> The request:
Your answer should be a single number: the count of lines in the material below that hold "text".

> Records for this task:
((
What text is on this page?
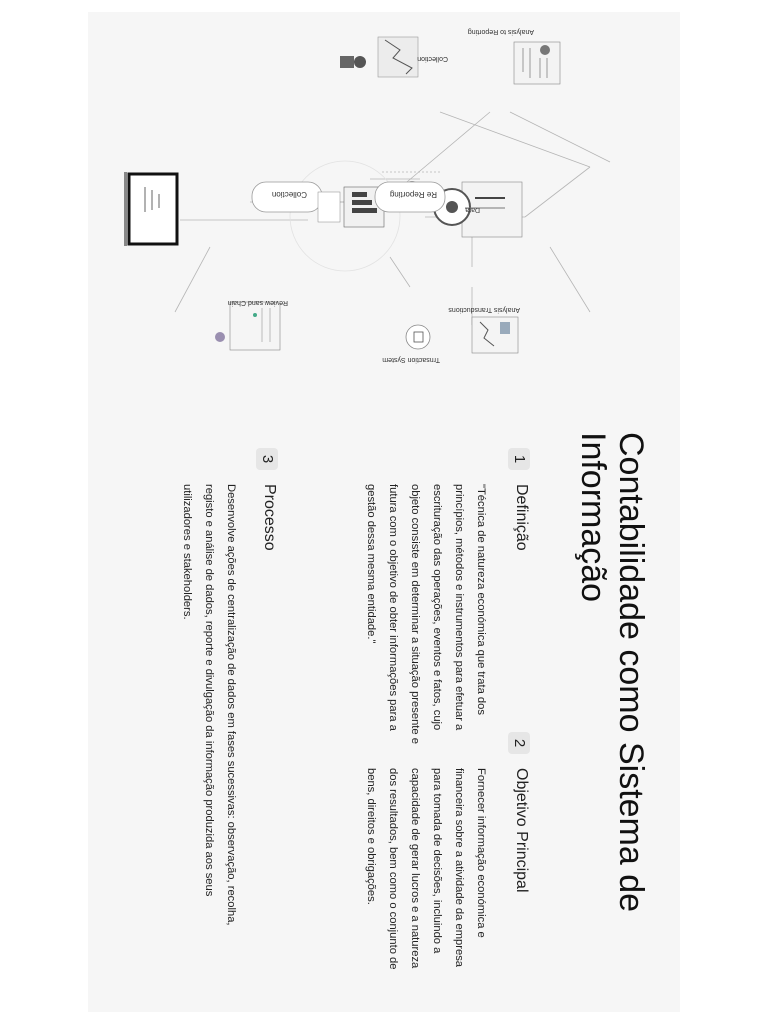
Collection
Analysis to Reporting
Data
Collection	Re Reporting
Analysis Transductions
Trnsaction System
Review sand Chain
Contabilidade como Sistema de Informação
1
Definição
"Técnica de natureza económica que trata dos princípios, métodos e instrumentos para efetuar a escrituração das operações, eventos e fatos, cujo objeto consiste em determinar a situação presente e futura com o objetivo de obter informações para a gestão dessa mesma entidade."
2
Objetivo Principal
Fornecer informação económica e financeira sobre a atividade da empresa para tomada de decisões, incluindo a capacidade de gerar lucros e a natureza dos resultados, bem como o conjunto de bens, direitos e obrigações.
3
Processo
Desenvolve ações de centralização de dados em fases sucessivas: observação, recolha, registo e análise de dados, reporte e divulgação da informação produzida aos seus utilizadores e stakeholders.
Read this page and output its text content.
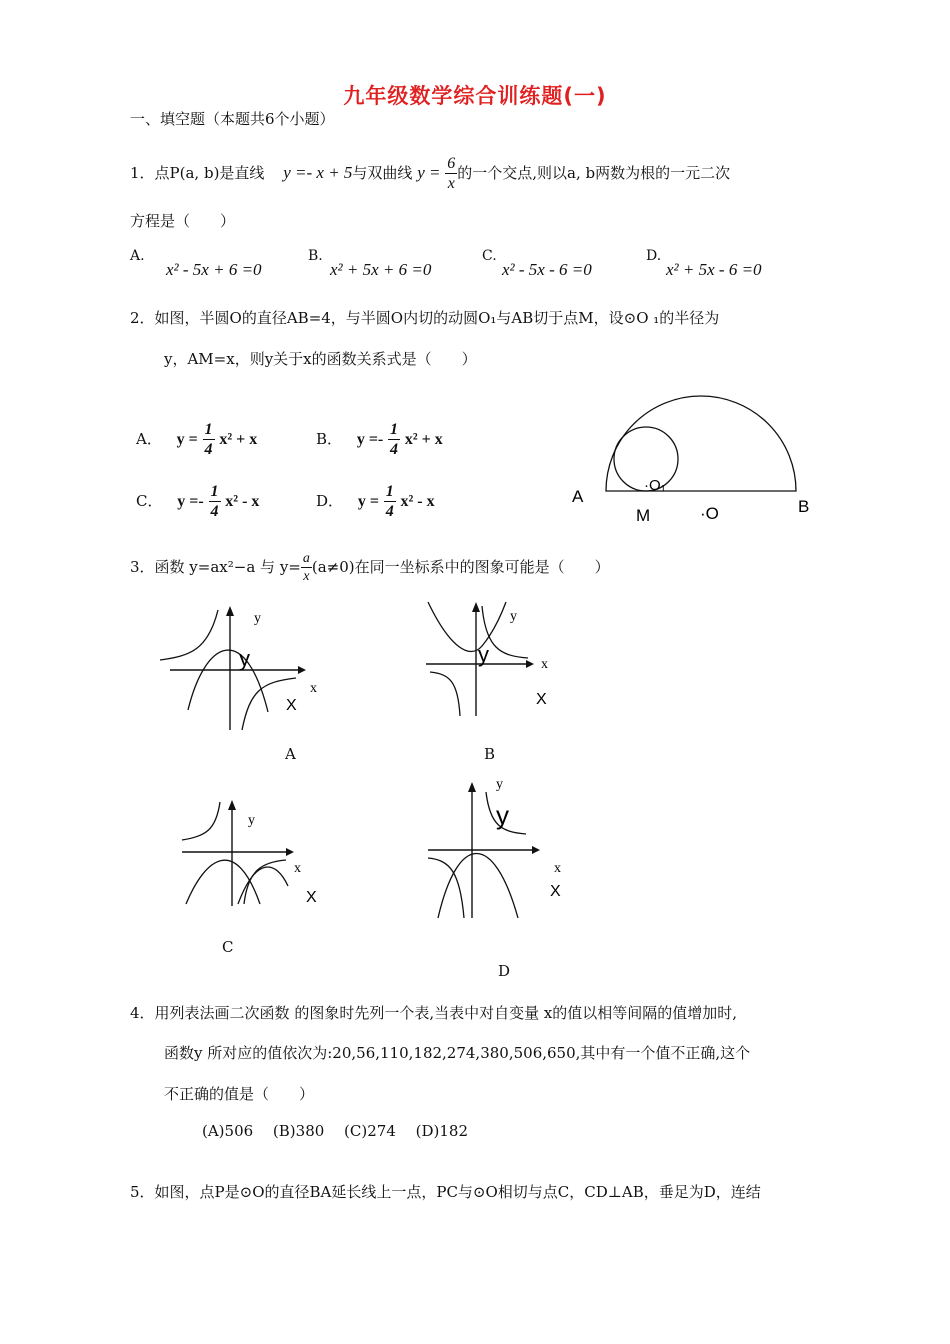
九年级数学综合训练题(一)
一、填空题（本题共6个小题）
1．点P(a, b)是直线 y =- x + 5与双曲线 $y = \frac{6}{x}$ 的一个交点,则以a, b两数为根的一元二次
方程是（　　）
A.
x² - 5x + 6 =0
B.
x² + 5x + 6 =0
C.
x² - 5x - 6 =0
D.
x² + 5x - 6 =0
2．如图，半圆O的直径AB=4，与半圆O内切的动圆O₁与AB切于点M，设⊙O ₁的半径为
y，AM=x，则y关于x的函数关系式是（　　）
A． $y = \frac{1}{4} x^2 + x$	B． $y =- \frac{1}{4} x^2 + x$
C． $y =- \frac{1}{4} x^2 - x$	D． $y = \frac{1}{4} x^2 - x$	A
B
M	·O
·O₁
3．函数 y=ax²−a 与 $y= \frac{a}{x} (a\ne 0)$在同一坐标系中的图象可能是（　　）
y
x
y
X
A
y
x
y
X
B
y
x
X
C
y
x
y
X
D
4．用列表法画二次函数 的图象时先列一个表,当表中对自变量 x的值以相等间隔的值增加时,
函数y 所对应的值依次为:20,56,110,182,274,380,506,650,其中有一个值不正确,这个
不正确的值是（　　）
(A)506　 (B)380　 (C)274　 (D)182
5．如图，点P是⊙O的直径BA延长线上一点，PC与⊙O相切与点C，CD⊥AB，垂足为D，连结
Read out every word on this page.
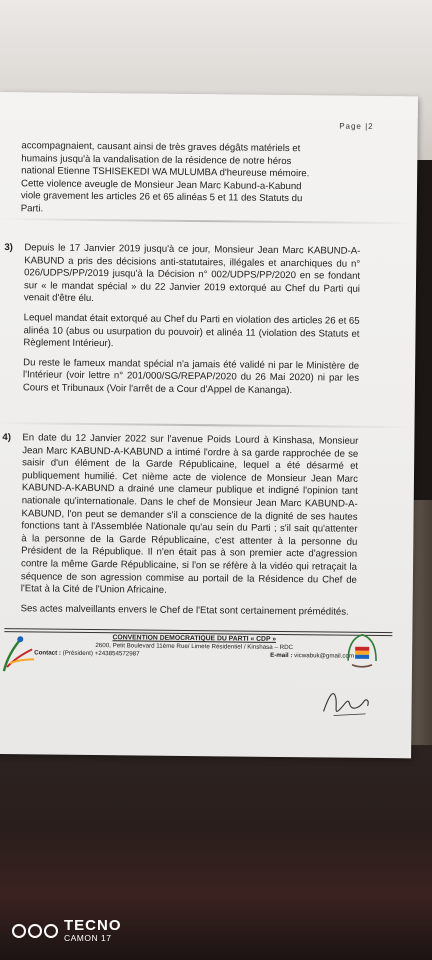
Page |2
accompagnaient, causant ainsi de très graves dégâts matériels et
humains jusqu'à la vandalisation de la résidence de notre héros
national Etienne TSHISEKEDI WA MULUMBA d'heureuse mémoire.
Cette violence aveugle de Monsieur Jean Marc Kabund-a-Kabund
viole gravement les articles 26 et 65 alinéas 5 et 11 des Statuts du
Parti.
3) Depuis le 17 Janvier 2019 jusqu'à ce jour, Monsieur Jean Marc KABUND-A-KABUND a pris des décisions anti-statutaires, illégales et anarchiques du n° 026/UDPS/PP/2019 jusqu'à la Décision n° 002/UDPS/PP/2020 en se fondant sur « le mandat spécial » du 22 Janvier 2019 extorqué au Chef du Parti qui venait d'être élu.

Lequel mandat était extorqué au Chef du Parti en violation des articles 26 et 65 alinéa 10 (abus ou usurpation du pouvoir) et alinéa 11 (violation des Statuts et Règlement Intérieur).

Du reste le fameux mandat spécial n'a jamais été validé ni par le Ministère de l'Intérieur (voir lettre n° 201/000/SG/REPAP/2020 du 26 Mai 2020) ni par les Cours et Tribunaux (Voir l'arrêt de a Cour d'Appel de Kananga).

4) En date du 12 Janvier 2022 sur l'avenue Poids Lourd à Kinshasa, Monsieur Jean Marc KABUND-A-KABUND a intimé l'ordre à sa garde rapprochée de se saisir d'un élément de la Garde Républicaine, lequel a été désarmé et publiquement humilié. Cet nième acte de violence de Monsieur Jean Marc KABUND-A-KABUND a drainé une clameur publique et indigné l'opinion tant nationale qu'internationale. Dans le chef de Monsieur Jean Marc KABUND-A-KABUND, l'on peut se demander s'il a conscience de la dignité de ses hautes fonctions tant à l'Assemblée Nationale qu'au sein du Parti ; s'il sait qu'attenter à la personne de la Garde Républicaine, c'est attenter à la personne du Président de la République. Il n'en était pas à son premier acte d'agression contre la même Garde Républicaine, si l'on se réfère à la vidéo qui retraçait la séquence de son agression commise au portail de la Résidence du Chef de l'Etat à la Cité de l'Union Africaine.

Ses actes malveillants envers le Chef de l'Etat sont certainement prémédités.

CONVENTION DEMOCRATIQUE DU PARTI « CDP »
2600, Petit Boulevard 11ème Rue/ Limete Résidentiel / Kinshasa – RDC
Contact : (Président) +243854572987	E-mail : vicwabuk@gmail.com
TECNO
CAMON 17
))
> Worked solution:
2